** Start Data **

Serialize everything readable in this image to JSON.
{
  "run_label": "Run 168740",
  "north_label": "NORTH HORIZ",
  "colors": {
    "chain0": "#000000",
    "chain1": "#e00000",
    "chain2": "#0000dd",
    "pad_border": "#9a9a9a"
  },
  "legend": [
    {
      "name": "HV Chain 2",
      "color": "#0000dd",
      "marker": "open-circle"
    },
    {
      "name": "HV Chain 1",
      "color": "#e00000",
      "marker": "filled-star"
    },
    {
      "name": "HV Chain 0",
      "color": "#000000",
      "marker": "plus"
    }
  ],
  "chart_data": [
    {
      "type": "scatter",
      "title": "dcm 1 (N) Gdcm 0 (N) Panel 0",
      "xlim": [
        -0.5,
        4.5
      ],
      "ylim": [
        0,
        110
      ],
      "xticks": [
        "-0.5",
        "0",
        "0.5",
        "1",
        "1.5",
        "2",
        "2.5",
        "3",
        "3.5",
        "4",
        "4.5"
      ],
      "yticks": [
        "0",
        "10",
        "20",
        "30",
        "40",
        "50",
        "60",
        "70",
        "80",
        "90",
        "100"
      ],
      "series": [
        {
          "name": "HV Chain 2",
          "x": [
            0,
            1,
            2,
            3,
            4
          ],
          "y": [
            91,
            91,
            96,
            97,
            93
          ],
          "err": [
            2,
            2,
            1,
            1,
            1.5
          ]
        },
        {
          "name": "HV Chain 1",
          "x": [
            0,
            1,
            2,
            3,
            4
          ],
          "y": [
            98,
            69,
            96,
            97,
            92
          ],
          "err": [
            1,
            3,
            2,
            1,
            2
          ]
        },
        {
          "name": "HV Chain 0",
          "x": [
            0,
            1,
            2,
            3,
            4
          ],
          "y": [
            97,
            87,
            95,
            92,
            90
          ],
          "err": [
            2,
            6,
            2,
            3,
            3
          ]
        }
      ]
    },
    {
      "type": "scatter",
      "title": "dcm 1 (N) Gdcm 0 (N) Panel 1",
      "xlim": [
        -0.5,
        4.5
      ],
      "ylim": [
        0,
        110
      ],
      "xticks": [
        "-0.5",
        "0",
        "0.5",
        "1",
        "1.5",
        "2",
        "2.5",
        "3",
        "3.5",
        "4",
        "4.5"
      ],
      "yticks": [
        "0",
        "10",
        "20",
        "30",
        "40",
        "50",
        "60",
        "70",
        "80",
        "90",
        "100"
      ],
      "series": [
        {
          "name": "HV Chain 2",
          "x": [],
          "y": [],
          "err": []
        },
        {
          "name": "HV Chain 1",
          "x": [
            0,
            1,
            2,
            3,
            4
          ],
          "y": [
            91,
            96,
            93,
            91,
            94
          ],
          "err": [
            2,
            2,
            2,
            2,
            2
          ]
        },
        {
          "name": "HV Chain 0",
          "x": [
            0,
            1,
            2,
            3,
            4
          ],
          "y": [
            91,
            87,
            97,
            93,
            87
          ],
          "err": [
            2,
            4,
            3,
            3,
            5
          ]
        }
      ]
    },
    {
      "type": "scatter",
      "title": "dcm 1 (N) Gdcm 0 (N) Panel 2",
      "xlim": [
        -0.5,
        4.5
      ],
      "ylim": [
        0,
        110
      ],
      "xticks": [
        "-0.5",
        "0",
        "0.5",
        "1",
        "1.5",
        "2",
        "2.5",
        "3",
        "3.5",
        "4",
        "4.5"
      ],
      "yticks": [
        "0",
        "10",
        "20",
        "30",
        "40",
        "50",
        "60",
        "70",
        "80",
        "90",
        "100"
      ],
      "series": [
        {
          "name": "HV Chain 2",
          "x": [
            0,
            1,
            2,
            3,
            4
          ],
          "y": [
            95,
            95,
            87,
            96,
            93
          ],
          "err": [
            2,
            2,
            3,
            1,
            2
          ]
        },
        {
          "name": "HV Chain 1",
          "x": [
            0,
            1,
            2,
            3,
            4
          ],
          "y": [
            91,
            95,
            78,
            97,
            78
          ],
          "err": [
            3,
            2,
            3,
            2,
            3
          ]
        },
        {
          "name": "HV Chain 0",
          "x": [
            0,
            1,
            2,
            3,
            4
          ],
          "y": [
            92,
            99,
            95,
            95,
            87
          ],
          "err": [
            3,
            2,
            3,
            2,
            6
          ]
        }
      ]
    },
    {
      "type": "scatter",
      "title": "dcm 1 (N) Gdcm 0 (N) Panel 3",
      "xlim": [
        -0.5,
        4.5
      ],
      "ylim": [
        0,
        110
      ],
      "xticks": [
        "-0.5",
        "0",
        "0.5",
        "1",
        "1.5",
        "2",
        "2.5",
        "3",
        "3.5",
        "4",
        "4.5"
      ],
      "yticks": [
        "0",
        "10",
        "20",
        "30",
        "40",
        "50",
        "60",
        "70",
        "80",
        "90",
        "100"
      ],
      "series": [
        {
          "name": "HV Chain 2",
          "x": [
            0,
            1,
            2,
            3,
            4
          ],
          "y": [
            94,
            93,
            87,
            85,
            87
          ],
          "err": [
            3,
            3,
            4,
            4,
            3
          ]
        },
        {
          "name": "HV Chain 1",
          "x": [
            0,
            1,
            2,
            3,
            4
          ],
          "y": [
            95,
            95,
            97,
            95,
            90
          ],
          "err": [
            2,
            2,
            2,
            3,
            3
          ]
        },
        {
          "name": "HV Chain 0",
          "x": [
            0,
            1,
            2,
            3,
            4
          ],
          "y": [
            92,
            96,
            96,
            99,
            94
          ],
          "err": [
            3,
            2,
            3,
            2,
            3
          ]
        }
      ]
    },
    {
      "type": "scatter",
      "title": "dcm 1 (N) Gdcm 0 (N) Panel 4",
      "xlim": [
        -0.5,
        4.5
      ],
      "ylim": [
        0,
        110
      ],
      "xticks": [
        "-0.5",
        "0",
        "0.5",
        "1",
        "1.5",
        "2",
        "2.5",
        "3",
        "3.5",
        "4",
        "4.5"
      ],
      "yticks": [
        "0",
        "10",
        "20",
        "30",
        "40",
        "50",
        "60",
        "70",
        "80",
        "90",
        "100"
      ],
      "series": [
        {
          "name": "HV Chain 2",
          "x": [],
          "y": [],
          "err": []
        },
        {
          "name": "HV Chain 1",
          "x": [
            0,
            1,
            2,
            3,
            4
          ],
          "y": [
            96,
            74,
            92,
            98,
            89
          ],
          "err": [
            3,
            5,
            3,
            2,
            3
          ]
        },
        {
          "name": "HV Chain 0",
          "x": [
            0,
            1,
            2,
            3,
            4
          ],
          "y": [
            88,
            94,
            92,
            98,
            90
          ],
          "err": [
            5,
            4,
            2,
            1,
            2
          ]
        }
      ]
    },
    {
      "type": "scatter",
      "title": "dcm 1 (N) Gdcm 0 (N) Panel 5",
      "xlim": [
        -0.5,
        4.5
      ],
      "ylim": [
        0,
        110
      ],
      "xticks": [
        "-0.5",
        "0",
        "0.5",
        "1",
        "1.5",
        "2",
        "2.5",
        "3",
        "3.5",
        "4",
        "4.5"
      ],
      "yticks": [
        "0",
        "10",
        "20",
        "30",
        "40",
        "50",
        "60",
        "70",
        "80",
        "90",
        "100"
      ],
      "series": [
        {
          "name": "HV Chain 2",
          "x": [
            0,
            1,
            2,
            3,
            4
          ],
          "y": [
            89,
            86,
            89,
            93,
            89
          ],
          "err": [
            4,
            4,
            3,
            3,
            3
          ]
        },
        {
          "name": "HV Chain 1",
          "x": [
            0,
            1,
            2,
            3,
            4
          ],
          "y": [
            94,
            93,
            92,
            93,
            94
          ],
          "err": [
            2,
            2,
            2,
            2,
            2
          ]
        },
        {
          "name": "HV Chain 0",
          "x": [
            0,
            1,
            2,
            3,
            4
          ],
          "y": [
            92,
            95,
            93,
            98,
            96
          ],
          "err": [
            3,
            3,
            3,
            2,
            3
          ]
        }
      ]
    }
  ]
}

** End Data **
** Start Data **

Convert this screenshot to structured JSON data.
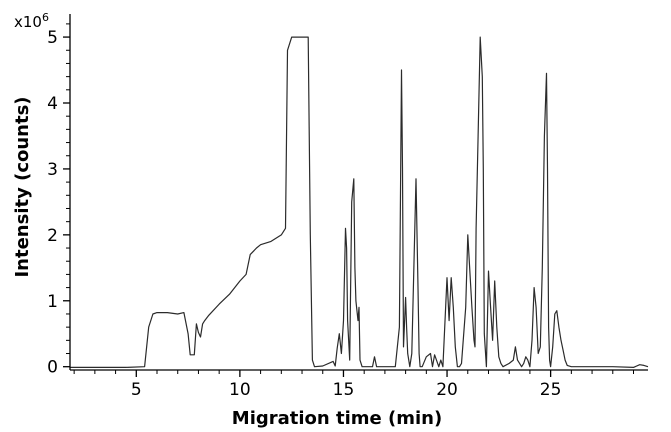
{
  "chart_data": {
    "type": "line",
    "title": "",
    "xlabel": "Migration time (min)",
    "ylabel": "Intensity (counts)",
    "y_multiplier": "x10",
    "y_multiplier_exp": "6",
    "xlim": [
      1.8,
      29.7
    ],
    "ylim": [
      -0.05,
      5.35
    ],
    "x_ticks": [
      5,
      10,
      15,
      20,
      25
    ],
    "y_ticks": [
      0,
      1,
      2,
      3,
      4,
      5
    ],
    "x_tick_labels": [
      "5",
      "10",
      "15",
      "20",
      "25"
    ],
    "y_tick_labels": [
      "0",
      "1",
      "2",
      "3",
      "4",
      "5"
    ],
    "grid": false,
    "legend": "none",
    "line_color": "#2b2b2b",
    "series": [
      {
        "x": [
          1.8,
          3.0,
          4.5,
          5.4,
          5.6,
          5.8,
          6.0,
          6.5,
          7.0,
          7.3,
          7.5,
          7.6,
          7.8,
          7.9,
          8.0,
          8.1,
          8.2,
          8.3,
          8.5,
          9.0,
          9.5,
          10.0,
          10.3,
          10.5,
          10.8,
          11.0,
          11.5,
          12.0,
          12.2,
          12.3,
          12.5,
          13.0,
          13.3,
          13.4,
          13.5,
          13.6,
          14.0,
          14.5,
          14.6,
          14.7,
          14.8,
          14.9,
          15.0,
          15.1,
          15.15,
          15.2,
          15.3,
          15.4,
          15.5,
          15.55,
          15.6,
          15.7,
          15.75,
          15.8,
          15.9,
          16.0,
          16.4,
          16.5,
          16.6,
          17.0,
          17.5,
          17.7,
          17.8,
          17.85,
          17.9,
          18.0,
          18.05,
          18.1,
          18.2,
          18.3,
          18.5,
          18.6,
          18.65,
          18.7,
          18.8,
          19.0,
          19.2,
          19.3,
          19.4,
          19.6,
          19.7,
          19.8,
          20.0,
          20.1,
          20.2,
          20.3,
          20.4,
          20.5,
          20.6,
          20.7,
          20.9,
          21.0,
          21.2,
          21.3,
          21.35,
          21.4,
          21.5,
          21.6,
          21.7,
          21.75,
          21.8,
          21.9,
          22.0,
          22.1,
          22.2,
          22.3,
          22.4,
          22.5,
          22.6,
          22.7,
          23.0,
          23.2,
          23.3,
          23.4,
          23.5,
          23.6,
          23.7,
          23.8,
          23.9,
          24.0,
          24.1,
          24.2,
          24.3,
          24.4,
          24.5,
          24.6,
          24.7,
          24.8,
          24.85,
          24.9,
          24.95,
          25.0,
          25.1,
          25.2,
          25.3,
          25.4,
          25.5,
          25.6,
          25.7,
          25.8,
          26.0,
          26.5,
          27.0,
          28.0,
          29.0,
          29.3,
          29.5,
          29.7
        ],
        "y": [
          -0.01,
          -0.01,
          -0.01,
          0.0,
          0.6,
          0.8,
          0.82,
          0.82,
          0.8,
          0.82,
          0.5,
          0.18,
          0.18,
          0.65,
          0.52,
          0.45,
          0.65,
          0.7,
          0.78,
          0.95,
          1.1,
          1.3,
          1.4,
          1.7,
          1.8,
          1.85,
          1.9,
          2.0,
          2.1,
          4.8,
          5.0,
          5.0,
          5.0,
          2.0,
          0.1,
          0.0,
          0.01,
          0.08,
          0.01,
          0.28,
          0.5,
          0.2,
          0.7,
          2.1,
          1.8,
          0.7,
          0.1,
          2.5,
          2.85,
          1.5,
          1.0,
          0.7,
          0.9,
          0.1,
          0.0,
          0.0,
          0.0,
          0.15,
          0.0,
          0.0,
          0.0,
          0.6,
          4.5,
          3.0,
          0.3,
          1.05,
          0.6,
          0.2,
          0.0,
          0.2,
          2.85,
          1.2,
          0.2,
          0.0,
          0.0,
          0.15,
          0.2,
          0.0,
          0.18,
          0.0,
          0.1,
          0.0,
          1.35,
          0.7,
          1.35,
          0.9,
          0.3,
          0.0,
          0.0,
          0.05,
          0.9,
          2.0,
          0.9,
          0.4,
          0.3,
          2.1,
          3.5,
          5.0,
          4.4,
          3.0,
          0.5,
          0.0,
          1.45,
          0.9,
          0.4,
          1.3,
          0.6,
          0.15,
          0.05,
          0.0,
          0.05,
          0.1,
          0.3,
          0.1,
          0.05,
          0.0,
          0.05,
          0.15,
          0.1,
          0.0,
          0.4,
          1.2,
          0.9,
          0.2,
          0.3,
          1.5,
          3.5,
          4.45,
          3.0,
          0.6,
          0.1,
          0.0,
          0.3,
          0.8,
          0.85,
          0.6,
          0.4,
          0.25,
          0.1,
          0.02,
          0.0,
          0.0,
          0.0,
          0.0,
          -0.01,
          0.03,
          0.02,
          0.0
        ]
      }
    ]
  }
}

** End Data **
** Start Data **

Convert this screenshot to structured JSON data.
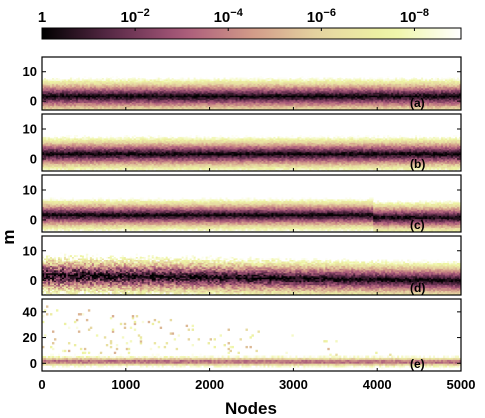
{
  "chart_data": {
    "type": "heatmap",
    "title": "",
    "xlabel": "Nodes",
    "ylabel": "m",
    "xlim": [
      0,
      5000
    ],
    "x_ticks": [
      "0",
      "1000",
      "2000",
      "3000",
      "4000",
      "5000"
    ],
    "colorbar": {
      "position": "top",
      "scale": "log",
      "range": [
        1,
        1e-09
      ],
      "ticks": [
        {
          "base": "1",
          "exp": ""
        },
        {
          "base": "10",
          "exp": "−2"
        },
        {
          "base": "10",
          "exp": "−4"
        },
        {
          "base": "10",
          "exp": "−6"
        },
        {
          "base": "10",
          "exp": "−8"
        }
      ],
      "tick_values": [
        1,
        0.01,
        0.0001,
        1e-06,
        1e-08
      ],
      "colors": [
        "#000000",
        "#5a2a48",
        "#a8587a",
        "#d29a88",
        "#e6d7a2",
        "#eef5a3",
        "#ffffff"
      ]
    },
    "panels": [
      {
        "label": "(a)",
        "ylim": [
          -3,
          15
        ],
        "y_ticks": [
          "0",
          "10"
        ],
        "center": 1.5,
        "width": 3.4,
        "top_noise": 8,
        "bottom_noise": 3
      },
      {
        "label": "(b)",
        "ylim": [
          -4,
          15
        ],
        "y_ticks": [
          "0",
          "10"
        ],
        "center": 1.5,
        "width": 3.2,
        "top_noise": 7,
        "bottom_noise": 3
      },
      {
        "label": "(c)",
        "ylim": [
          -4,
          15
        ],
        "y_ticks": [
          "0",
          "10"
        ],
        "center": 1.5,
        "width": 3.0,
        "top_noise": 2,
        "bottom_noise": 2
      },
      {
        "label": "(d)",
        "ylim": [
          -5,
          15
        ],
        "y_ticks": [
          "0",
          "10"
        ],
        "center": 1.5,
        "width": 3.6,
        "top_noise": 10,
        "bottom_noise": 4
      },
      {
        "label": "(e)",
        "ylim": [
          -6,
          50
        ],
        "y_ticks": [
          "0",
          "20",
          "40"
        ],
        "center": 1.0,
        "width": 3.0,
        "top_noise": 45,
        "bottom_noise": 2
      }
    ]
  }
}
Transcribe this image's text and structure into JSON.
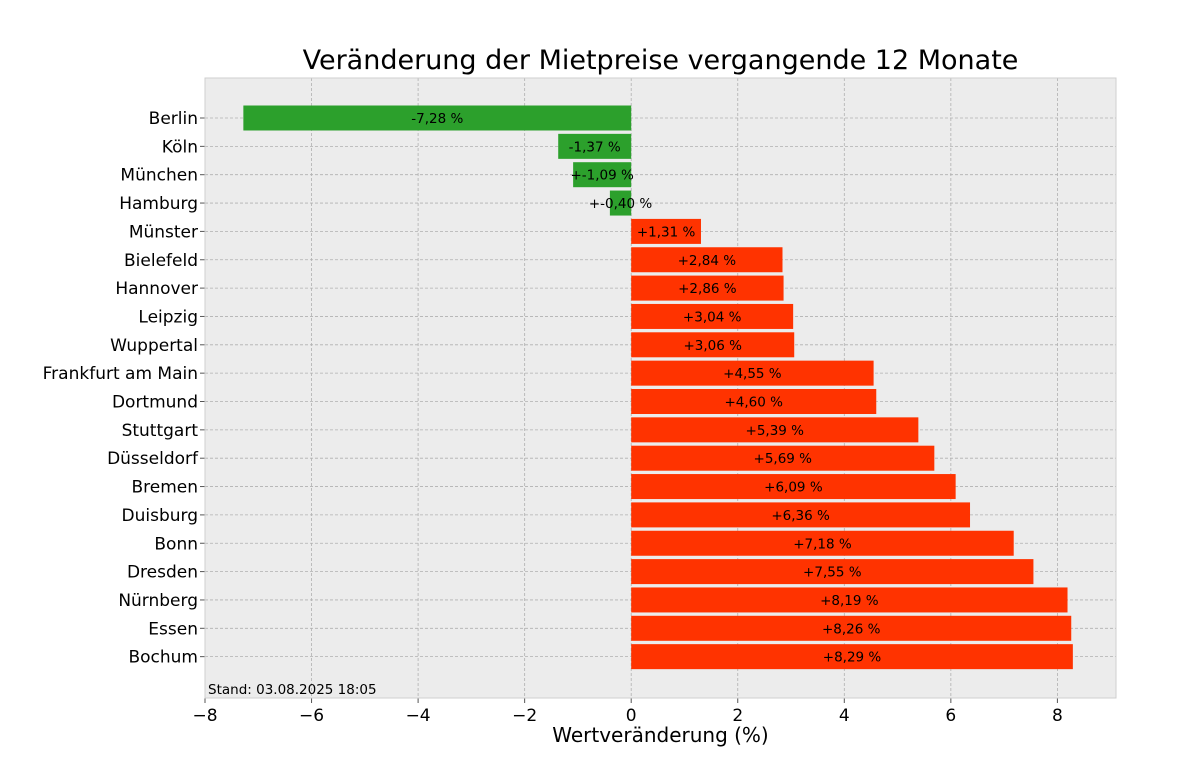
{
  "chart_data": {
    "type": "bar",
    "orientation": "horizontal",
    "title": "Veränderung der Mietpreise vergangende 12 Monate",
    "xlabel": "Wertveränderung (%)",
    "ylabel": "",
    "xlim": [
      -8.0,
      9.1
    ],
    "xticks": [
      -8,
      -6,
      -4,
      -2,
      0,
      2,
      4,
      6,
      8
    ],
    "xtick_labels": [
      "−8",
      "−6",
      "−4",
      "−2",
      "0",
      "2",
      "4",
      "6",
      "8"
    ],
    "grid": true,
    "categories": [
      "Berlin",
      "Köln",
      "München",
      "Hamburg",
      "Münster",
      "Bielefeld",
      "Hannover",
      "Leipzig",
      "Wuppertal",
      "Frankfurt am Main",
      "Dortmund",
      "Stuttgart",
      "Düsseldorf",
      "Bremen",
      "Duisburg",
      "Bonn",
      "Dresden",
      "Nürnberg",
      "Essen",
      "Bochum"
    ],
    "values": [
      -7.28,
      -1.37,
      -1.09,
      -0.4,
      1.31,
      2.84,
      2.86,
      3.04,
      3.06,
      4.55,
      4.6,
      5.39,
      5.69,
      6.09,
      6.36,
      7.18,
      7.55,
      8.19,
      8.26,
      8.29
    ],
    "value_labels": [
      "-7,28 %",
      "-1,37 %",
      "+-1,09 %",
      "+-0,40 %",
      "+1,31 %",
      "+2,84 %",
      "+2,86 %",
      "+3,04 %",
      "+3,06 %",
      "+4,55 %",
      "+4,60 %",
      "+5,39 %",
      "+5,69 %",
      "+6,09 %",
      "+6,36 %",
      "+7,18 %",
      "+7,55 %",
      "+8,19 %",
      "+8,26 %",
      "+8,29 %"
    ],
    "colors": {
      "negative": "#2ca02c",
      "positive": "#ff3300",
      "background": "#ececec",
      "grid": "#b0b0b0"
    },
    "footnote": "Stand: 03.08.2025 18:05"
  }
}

** End Data **

● Exercise goal
In the entries above, how many lines contain the word "ylabel"? Answer with the number only.

● Full response
3